## Required actions
• A. In the text on antitrust and CFIUS coordination, what does the U.S. use the CFIUS process for?
• B. Decide whether each statement agrees with the text on antitrust and CFIUS coordination, answering yes or no and quoting the words that settle it: (i) the CFIUS waiting periods line up with the HSR timeline; (ii) FINSA makes CFIUS scrutiny of transactions with national security implications more likely; (iii) the article quoted ran in the New York Law Journal on September 19, 2007.
• C. Carry the text on antitrust and CFIUS coordination forward from its last sentence.

## Text block
::::
Neal R. Stoll and Shepard Goldfein discuss the importance of coordination between the antitrust and CFIUS teams - particularly in light of the recent reform of the CFIUS process (the process the U.S. uses to vet foreign direct investment for national security implications) in this year's Foreign Investment and National Security Act (FINSA): Post-FINSA Coordination of Antitrust, CFIUS Practitioners (New York Law Journal, September 19, 2007):
Antitrust practitioners involved in international mergers and acquisitions might want to take note of this development. FINSA increases the likelihood of CFIUS scrutiny of transactions with national security implications. Thus, antitrust attorneys should be aware of the logistical implications of a CFIUS review or investigation, such as the effect on timing, "best efforts" and other provisions in the merger agreement. More generally, however, a transaction's antitrust team may wish to coordinate its efforts with the CFIUS team on an ongoing basis. Indeed, the argument that a transaction has minimal impact on national security is often bolstered by the proposition that the parties lack market power. Thus, a joint effort by the antitrust and CFIUS teams in exploring market-related issues makes sense for reasons of both efficiency and tactics.
Here's a longer extract:
FINSA makes it more crucial than ever for antitrust practitioners to spot and raise the issue of filing a CFIUS notice in transactions placing a foreign entity in control of a U.S. firm. The antitrust team can then refer such transactions to the CFIUS team for a FINSA analysis.
If the parties elect to file a CFIUS notice, the antitrust team should then pay particular attention to timing. The CFIUS waiting periods are not synchronized with the HSR timeline....
::::
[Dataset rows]

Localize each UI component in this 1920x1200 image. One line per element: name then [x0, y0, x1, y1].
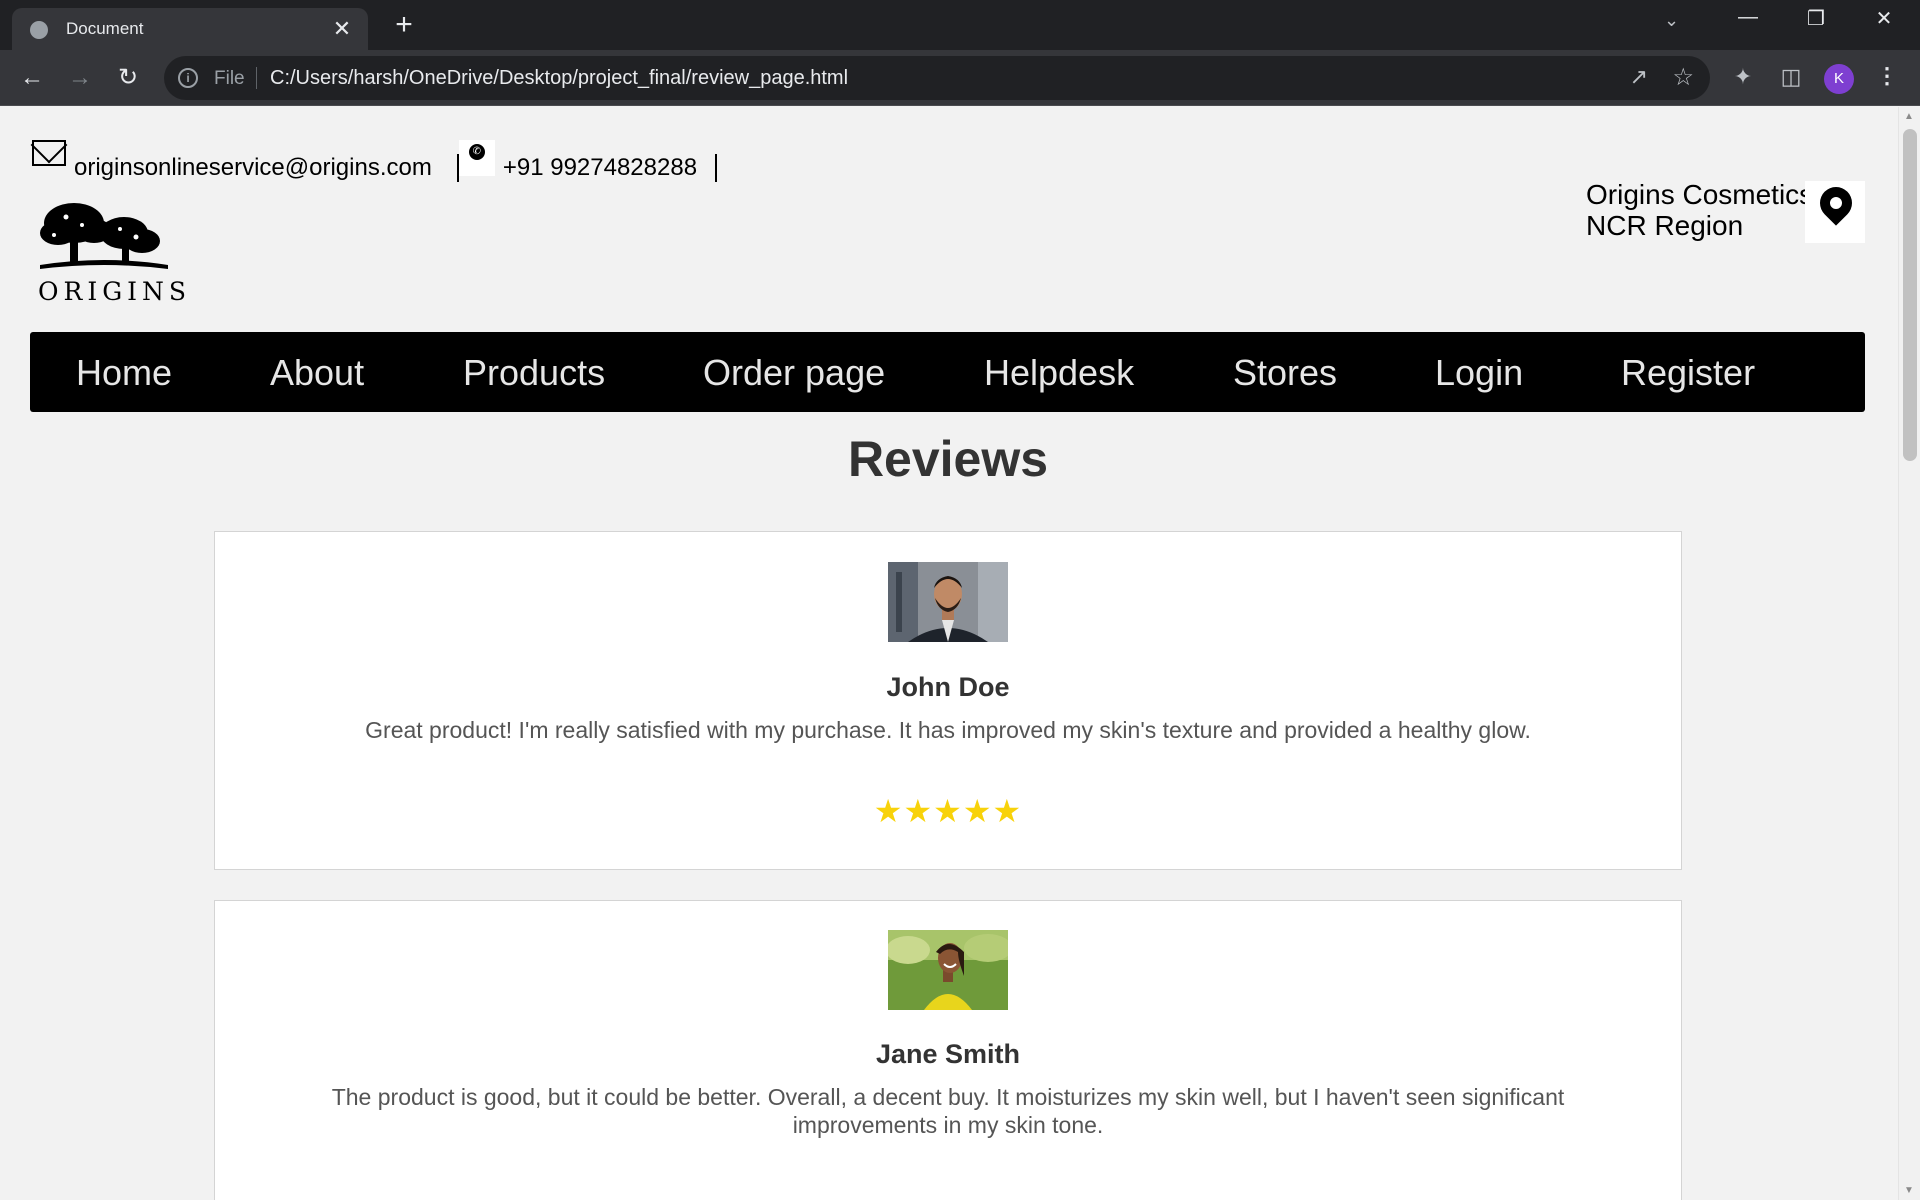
contact-phone[interactable]: +91 99274828288 [503, 154, 697, 182]
review-card: John Doe Great product! I'm really satis… [214, 531, 1682, 870]
main-nav: Home About Products Order page Helpdesk … [30, 332, 1865, 412]
review-card: Jane Smith The product is good, but it c… [214, 900, 1682, 1200]
star-rating: ★★★★★ [873, 793, 1023, 829]
profile-avatar[interactable]: K [1824, 64, 1854, 94]
browser-toolbar: ← → ↻ i File C:/Users/harsh/OneDrive/Des… [0, 50, 1920, 106]
tab-title: Document [66, 19, 144, 38]
bookmark-star-icon[interactable]: ☆ [1672, 63, 1694, 92]
phone-icon: ✆ [458, 140, 495, 176]
browser-tab-strip: Document ✕ + ⌄ — ❐ ✕ [0, 0, 1920, 50]
reviewer-name: Jane Smith [875, 1039, 1021, 1069]
extensions-puzzle-icon[interactable]: ✦ [1728, 64, 1758, 90]
divider [715, 154, 718, 182]
review-text: Great product! I'm really satisfied with… [365, 717, 1531, 743]
nav-about[interactable]: About [270, 352, 364, 394]
side-panel-icon[interactable]: ◫ [1776, 64, 1806, 90]
scrollbar-thumb[interactable] [1903, 129, 1917, 461]
origins-logo[interactable]: ORIGINS [36, 197, 186, 307]
nav-order-page[interactable]: Order page [703, 352, 885, 394]
forward-arrow-icon[interactable]: → [62, 60, 98, 96]
back-arrow-icon[interactable]: ← [14, 60, 50, 96]
share-icon[interactable]: ↗ [1630, 64, 1648, 90]
logo-wordmark: ORIGINS [38, 277, 192, 306]
reload-icon[interactable]: ↻ [110, 60, 146, 96]
review-text: The product is good, but it could be bet… [331, 1084, 1565, 1138]
nav-login[interactable]: Login [1435, 352, 1523, 394]
window-close-icon[interactable]: ✕ [1864, 6, 1904, 31]
nav-products[interactable]: Products [463, 352, 605, 394]
mail-icon [32, 140, 66, 166]
nav-register[interactable]: Register [1621, 352, 1755, 394]
vertical-scrollbar[interactable]: ▲ ▼ [1898, 107, 1920, 1200]
contact-bar: originsonlineservice@origins.com ✆ +91 9… [32, 140, 718, 182]
store-name: Origins Cosmetics [1586, 179, 1814, 210]
nav-home[interactable]: Home [76, 352, 172, 394]
tab-close-icon[interactable]: ✕ [328, 15, 356, 43]
tree-logo-icon [40, 203, 168, 269]
nav-stores[interactable]: Stores [1233, 352, 1337, 394]
page-viewport: originsonlineservice@origins.com ✆ +91 9… [0, 107, 1898, 1200]
url-text[interactable]: C:/Users/harsh/OneDrive/Desktop/project_… [270, 67, 848, 90]
reviewer-name: John Doe [886, 672, 1010, 702]
contact-email[interactable]: originsonlineservice@origins.com [74, 154, 432, 182]
scheme-label: File [214, 68, 245, 89]
info-icon[interactable]: i [178, 68, 198, 88]
reviewer-avatar [888, 930, 1008, 1010]
menu-kebab-icon[interactable]: ⋮ [1876, 63, 1898, 89]
location-pin-icon[interactable] [1805, 180, 1865, 243]
tab-search-chevron-icon[interactable]: ⌄ [1664, 10, 1679, 31]
nav-helpdesk[interactable]: Helpdesk [984, 352, 1134, 394]
scroll-down-arrow-icon[interactable]: ▼ [1904, 1185, 1914, 1196]
scroll-up-arrow-icon[interactable]: ▲ [1904, 111, 1914, 122]
minimize-icon[interactable]: — [1728, 6, 1768, 29]
new-tab-button[interactable]: + [388, 10, 420, 40]
address-bar[interactable]: i File C:/Users/harsh/OneDrive/Desktop/p… [164, 56, 1710, 100]
store-info: Origins Cosmetics NCR Region [1586, 179, 1813, 241]
globe-icon [30, 21, 48, 39]
restore-icon[interactable]: ❐ [1796, 6, 1836, 31]
browser-tab[interactable]: Document ✕ [12, 8, 368, 50]
store-region: NCR Region [1586, 210, 1744, 241]
address-divider [256, 67, 257, 89]
page-title: Reviews [847, 431, 1049, 487]
reviewer-avatar [888, 562, 1008, 642]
::::
## Outputs by task
• A. To vet foreign direct investment for national security implications.

• B.
(i) No: "The CFIUS waiting periods are not synchronized with the HSR timeline."
(ii) Yes: "FINSA increases the likelihood of CFIUS scrutiny of transactions with national security implications."
(iii) Yes: "(New York Law Journal, September 19, 2007)"

• C.
The antitrust and corporate deal teams should also make sure to include the CFIUS team when hammering out certain provisions in the merger agreement such as closing conditions, "best efforts" provisions, and the definition of a material adverse event. For example, the parties to a transaction could find themselves facing unexpected complications under a merger agreement that defines divestitures pursuant to antitrust consent agreements as material adverse events, but is silent about similar divestitures under a CFIUS mitigation agreement.
More generally, efficiency and tactical concerns warrant ongoing cooperation between the antitrust and CFIUS teams. For example, when the CFIUS team conducts its preliminary analysis to determine whether to file notice, it examines the effect of the transaction on national security. Implicit -- or explicit -- in this analysis (and in any later arguments to the committee) is whether the parties have market power. For example, a transaction that involves "critical infrastructure" but is between parties with very small market share is less likely to warrant suspension, prohibition or other remedies under FINSA. The antitrust team obviously has resources and expertise to share in this analysis. Market dynamics pose another set of issues crucial to the analyses and arguments of both antitrust and CFIUS teams. For example, the CFIUS team might argue to the committee that the role of foreign firms in the U.S. supply chain is limited: the antitrust team may analyze this same issue for its own purposes. Sharing information and analyses between the teams eliminates parallel and possibly redundant efforts. And as a matter of tactics, such cooperation ensures the teams do not make inconsistent or opposing arguments -- asserting, for example, a larger market definition for antitrust purposes and a much smaller one in arguments to the CFIUS.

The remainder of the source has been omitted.